### [TASK DESCRIPTION]
Repeat each line word for word.

### [ENTRIES SUPPLIED]
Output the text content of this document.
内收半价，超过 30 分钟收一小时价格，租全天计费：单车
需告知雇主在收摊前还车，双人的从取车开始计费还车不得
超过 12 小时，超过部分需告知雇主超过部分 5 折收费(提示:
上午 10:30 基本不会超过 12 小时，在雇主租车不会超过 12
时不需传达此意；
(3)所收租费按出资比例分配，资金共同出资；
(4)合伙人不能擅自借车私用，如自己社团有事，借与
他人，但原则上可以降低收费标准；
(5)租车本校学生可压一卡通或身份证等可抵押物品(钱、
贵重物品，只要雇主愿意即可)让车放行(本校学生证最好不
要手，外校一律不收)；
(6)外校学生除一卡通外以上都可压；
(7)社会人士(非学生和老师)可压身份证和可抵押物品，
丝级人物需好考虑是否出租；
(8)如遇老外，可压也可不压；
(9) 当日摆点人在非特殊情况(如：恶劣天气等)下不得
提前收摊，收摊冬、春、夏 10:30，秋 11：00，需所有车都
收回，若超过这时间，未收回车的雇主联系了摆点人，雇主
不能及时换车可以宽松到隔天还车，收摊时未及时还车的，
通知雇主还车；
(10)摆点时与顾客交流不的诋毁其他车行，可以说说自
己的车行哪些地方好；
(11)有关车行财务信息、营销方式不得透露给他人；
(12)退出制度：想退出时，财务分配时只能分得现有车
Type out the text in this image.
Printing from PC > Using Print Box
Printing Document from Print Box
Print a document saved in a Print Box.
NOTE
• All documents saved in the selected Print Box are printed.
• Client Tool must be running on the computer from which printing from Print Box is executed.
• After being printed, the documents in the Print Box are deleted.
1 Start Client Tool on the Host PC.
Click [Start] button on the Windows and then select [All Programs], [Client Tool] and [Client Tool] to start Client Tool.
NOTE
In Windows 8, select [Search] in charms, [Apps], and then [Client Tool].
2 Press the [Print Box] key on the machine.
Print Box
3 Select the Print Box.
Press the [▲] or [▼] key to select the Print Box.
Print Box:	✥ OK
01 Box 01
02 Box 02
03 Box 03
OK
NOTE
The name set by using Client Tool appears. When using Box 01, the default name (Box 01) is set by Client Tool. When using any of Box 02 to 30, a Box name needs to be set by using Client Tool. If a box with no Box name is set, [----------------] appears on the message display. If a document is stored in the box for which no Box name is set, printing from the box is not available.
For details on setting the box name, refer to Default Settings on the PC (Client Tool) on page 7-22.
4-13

### [RESPONSE BELOW]
Output the text content of this document.
内收半价，超过 30 分钟收一小时价格，租全天计费：单车
需告知雇主在收摊前还车，双人的从取车开始计费还车不得
超过 12 小时，超过部分需告知雇主超过部分 5 折收费(提示:
上午 10:30 基本不会超过 12 小时，在雇主租车不会超过 12
时不需传达此意；
(3)所收租费按出资比例分配，资金共同出资；
(4)合伙人不能擅自借车私用，如自己社团有事，借与
他人，但原则上可以降低收费标准；
(5)租车本校学生可压一卡通或身份证等可抵押物品(钱、
贵重物品，只要雇主愿意即可)让车放行(本校学生证最好不
要手，外校一律不收)；
(6)外校学生除一卡通外以上都可压；
(7)社会人士(非学生和老师)可压身份证和可抵押物品，
丝级人物需好考虑是否出租；
(8)如遇老外，可压也可不压；
(9) 当日摆点人在非特殊情况(如：恶劣天气等)下不得
提前收摊，收摊冬、春、夏 10:30，秋 11：00，需所有车都
收回，若超过这时间，未收回车的雇主联系了摆点人，雇主
不能及时换车可以宽松到隔天还车，收摊时未及时还车的，
通知雇主还车；
(10)摆点时与顾客交流不的诋毁其他车行，可以说说自
己的车行哪些地方好；
(11)有关车行财务信息、营销方式不得透露给他人；
(12)退出制度：想退出时，财务分配时只能分得现有车
Type out the text in this image.
Printing from PC > Using Print Box
Printing Document from Print Box
Print a document saved in a Print Box.
NOTE
• All documents saved in the selected Print Box are printed.
• Client Tool must be running on the computer from which printing from Print Box is executed.
• After being printed, the documents in the Print Box are deleted.
1 Start Client Tool on the Host PC.
Click [Start] button on the Windows and then select [All Programs], [Client Tool] and [Client Tool] to start Client Tool.
NOTE
In Windows 8, select [Search] in charms, [Apps], and then [Client Tool].
2 Press the [Print Box] key on the machine.
Print Box
3 Select the Print Box.
Press the [▲] or [▼] key to select the Print Box.
Print Box:	✥ OK
01 Box 01
02 Box 02
03 Box 03
OK
NOTE
The name set by using Client Tool appears. When using Box 01, the default name (Box 01) is set by Client Tool. When using any of Box 02 to 30, a Box name needs to be set by using Client Tool. If a box with no Box name is set, [----------------] appears on the message display. If a document is stored in the box for which no Box name is set, printing from the box is not available.
For details on setting the box name, refer to Default Settings on the PC (Client Tool) on page 7-22.
4-13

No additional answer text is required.